## [Text block]
Dan Rogerson: I beg to move amendment No. 573, in clause 165, page 93, line 28, at end insert ‘and’.
The Chairman: With this it will be convenient to discuss amendment No. 574, in clause 165, page 93, line 30, leave out from ‘it’ to end of line 33.
Dan Rogerson: We have discussed the issue of rising land values a little so far. Indeed, the hon. Member for Meirionnydd Nant Conwy mentioned the issue of capital gains tax and we explored the fact that there might be issues that increase land value other than the planning permission being granted at that point, such as the gradual increase over time. I am hoping to probe the Minister’s view on that issue.
When one talks to the volume house builders, they all claim that land banking does not occur and that it would not be in their interests because it would be terrible for them to take on land and leave it sitting when they could be building houses on it. However, anecdotally, one hears of areas of land on which builders not only have an option but have bought up and have planning permission for but which has not been built on for some time. The hon. Member for Meirionnydd Nant Conwy mentioned an area in his constituency where planning permission had been granted but that had held back other development because it met the demonstrated need in the area, even though the properties were not built for a number of years.

## [Data extract]
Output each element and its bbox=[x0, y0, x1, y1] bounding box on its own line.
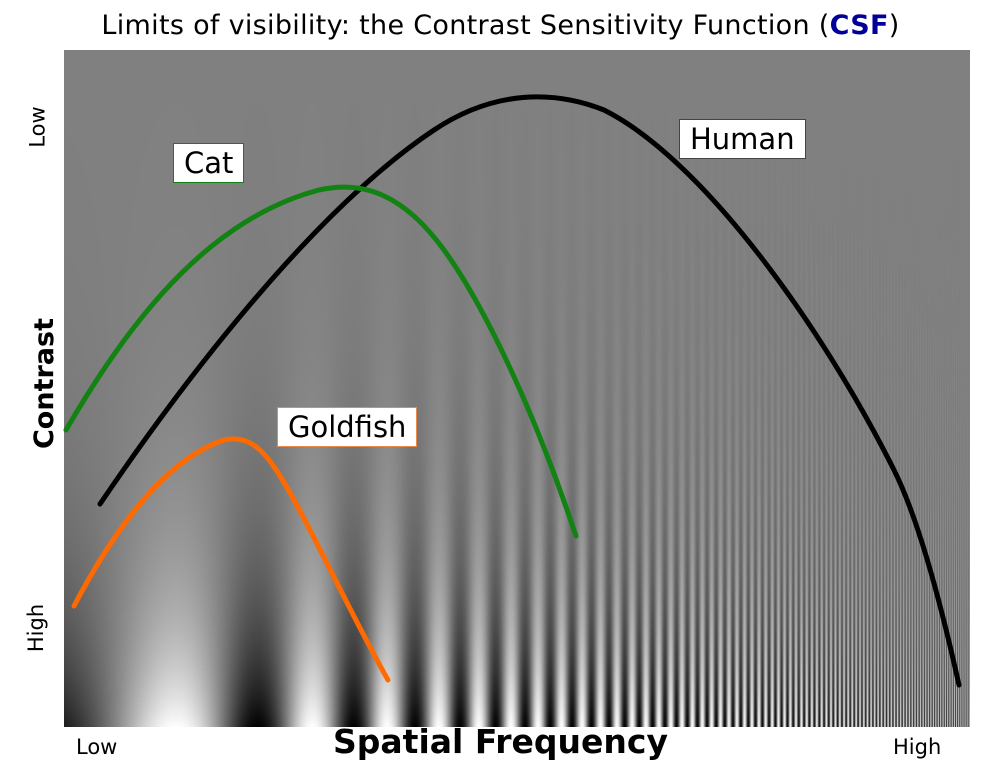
x-axis-high-label: High bbox=[893, 735, 942, 759]
csf-curves bbox=[63, 94, 962, 688]
title-text: Limits of visibility: the Contrast Sensi… bbox=[101, 10, 830, 41]
goldfish-label: Goldfish bbox=[277, 407, 418, 447]
y-axis-high-label: High bbox=[24, 603, 49, 653]
human-label: Human bbox=[679, 119, 806, 159]
x-axis-label: Spatial Frequency bbox=[333, 722, 668, 761]
cat-label: Cat bbox=[173, 143, 245, 183]
title-suffix: ) bbox=[888, 10, 900, 41]
title-accent-csf: CSF bbox=[829, 10, 889, 41]
y-axis-low-label: Low bbox=[25, 106, 50, 148]
x-axis-low-label: Low bbox=[76, 735, 118, 759]
goldfish-csf-curve bbox=[71, 436, 391, 683]
y-axis-label: Contrast bbox=[29, 317, 61, 450]
human-csf-curve bbox=[97, 94, 962, 688]
cat-csf-curve bbox=[63, 184, 579, 539]
diagram-title: Limits of visibility: the Contrast Sensi… bbox=[0, 10, 1001, 41]
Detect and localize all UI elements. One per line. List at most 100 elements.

## [Stated goal 1]
List every line number cited in the amendment references in the committee debate excerpt.
## [Stated goal 2]
Extract the part of the committee debate excerpt that begins at the words "Dan Rogerson: I" and stops after the words "on that issue.".
## [Stated goal 3]
According to the committee debate excerpt, what do the volume house builders all claim?

## [Task output 1]
28, 30, 33

## [Task output 2]
Dan Rogerson: I beg to move amendment No. 573, in clause 165, page 93, line 28, at end insert ‘and’.
The Chairman: With this it will be convenient to discuss amendment No. 574, in clause 165, page 93, line 30, leave out from ‘it’ to end of line 33.
Dan Rogerson: We have discussed the issue of rising land values a little so far. Indeed, the hon. Member for Meirionnydd Nant Conwy mentioned the issue of capital gains tax and we explored the fact that there might be issues that increase land value other than the planning permission being granted at that point, such as the gradual increase over time. I am hoping to probe the Minister’s view on that issue.

## [Task output 3]
They claim that land banking does not occur and that it would not be in their interests.